§ Goal of the exercise
Assemble all lines in which the string "Обзор" appears.

-- Begin --

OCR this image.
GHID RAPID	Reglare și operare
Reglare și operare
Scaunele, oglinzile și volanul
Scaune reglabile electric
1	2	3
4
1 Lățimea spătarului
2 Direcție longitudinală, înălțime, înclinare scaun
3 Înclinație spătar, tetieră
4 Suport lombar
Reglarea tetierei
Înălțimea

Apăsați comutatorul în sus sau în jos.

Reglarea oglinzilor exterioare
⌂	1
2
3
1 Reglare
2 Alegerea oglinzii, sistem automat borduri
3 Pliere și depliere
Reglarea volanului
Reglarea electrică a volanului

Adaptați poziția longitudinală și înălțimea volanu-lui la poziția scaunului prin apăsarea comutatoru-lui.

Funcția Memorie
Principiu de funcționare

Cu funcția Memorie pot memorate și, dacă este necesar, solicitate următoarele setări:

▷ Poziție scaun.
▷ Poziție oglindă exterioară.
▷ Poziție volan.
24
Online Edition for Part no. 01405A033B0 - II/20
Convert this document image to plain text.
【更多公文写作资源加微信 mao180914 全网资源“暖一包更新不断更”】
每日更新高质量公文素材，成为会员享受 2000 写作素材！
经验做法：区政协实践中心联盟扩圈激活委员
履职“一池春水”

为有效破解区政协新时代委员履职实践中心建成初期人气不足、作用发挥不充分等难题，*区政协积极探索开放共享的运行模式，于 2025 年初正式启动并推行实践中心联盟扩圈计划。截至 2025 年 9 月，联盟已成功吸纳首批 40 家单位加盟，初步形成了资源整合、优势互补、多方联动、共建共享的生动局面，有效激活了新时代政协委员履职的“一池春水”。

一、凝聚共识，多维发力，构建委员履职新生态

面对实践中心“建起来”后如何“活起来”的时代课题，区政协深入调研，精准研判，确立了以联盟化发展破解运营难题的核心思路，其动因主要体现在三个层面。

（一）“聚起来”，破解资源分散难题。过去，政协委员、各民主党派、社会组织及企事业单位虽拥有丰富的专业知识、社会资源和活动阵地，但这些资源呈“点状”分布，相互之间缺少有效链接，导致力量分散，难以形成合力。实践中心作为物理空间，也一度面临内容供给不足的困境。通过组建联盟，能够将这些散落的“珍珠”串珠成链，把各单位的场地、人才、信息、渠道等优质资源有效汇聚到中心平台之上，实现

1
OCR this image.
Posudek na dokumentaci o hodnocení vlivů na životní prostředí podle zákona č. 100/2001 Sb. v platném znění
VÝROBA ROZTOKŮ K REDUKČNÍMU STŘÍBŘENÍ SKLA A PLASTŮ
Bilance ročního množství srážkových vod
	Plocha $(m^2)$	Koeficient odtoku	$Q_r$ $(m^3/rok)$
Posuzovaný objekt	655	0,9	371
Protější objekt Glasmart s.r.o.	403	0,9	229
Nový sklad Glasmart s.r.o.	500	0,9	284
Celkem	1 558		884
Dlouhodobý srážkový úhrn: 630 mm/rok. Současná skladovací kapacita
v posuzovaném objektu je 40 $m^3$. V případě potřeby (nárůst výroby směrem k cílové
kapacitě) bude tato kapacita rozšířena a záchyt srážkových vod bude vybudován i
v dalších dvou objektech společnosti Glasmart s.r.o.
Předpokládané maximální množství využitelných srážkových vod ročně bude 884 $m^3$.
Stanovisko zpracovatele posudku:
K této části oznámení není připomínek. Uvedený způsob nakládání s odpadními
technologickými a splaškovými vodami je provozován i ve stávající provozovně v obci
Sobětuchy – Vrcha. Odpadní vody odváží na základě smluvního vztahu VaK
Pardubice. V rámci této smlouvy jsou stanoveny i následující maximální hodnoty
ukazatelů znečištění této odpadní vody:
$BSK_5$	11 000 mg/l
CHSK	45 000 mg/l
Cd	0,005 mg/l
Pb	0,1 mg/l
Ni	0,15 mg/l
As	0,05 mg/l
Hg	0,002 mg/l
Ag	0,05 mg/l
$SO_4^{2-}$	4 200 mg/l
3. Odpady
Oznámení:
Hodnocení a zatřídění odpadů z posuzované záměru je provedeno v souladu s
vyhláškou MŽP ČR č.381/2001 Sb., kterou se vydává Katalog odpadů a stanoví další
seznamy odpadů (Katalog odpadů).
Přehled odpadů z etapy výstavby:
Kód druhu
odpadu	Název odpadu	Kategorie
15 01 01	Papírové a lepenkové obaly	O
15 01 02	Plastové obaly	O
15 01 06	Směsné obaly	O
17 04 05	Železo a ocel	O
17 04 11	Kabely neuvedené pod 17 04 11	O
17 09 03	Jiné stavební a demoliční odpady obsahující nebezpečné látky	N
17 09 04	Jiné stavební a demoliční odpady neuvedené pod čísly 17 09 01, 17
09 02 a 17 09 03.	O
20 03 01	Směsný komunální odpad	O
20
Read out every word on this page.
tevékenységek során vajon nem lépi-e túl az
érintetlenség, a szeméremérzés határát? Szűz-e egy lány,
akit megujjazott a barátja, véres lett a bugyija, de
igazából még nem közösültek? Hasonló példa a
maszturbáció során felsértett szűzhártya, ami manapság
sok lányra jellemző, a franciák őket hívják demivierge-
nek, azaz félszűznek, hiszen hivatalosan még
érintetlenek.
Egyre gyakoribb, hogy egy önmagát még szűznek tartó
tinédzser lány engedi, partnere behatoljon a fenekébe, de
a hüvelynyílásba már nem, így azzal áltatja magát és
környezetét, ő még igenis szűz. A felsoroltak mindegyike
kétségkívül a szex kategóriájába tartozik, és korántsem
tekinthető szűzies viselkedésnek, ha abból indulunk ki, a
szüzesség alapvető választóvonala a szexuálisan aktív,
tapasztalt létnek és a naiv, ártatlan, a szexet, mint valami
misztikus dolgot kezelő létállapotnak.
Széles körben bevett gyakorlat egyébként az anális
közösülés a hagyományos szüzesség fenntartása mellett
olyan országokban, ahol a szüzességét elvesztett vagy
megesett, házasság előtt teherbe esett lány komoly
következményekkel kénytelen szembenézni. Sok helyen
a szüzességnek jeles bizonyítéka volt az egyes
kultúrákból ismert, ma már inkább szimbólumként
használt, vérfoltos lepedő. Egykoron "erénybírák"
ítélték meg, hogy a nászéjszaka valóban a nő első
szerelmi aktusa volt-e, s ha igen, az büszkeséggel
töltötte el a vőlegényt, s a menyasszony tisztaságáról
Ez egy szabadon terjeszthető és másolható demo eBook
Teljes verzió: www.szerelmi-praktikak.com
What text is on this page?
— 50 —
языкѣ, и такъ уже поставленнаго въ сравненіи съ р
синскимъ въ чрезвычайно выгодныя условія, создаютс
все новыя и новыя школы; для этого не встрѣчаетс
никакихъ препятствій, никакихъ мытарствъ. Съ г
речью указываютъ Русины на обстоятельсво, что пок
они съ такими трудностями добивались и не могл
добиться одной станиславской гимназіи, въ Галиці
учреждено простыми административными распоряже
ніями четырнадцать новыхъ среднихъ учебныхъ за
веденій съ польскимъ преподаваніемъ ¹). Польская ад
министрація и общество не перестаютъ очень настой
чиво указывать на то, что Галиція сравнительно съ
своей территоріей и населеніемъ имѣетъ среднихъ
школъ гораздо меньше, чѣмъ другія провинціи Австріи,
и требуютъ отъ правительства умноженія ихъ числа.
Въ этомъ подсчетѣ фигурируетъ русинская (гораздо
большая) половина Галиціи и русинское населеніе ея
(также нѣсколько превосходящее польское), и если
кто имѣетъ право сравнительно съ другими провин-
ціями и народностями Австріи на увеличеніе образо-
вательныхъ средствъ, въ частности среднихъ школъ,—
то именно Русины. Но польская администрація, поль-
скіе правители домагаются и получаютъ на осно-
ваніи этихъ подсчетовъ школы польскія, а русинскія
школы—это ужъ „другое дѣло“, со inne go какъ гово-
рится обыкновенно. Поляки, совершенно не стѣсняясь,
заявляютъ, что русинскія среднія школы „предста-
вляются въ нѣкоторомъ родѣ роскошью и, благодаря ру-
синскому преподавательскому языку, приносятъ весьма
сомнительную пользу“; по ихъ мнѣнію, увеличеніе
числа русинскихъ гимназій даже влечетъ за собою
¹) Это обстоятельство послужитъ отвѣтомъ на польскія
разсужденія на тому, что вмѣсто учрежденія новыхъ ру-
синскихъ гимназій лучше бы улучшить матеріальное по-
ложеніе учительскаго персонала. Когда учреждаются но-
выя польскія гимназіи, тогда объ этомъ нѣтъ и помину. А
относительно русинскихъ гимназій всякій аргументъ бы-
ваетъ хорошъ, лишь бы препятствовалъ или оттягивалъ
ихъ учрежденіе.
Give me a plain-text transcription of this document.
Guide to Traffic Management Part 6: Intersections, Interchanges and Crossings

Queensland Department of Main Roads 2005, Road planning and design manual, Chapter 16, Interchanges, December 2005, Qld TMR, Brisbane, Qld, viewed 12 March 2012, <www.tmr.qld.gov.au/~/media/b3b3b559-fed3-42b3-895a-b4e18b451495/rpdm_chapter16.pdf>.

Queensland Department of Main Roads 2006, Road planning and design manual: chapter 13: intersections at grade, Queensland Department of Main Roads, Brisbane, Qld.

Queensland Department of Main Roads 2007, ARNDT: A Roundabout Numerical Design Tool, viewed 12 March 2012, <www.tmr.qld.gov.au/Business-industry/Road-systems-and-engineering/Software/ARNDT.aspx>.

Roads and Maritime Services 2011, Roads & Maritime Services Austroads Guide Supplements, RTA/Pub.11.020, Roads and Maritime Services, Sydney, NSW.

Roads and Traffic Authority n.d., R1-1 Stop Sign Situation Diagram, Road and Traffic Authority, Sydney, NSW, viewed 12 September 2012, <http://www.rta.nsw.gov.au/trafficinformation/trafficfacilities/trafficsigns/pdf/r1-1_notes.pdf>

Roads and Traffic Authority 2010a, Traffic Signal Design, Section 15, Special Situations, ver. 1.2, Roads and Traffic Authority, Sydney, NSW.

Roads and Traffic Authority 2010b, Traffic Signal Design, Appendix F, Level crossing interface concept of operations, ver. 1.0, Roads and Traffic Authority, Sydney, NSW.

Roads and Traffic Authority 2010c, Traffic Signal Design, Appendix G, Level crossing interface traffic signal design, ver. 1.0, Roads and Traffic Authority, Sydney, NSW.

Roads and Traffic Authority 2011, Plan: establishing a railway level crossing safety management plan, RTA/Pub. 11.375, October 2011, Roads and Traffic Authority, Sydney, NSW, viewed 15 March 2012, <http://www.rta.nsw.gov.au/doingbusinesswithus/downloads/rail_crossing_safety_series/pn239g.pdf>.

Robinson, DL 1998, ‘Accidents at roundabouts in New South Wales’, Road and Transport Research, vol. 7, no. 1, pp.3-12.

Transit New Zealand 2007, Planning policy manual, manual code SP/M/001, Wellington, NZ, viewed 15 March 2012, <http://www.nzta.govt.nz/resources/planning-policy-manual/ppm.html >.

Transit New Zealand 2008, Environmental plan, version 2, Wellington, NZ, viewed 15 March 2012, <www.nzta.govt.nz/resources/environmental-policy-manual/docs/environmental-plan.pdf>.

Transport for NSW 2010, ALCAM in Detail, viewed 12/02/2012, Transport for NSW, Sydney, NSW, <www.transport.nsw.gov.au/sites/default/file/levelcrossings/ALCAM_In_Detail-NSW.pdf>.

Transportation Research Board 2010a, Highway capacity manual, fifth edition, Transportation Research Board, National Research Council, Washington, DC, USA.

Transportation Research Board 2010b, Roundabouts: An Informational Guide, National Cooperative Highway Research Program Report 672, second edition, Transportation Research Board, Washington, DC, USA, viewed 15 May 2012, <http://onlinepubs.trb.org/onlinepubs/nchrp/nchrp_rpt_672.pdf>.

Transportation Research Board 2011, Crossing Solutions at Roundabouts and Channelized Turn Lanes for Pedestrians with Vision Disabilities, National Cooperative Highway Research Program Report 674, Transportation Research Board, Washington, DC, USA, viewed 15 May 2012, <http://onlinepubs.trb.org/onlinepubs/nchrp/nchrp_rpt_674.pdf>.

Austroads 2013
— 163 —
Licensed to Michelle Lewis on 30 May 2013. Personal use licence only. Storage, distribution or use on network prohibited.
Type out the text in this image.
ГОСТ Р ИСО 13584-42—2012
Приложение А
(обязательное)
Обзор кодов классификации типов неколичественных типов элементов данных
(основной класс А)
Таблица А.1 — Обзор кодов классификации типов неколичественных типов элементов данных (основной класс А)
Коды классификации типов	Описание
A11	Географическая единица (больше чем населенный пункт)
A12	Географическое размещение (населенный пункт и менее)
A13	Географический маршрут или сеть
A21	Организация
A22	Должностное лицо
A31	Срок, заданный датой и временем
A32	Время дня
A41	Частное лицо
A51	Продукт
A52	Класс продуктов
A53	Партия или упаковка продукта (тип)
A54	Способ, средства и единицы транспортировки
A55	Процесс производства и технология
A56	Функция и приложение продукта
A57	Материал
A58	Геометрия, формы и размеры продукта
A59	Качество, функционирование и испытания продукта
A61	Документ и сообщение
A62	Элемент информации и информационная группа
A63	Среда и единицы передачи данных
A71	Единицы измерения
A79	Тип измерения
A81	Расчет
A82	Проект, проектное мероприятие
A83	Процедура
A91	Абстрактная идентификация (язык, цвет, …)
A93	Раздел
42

-- End --

§ Exercise output
Обзор кодов классификации типов неколичественных типов элементов данных
Таблица А.1 — Обзор кодов классификации типов неколичественных типов элементов данных (основной класс А)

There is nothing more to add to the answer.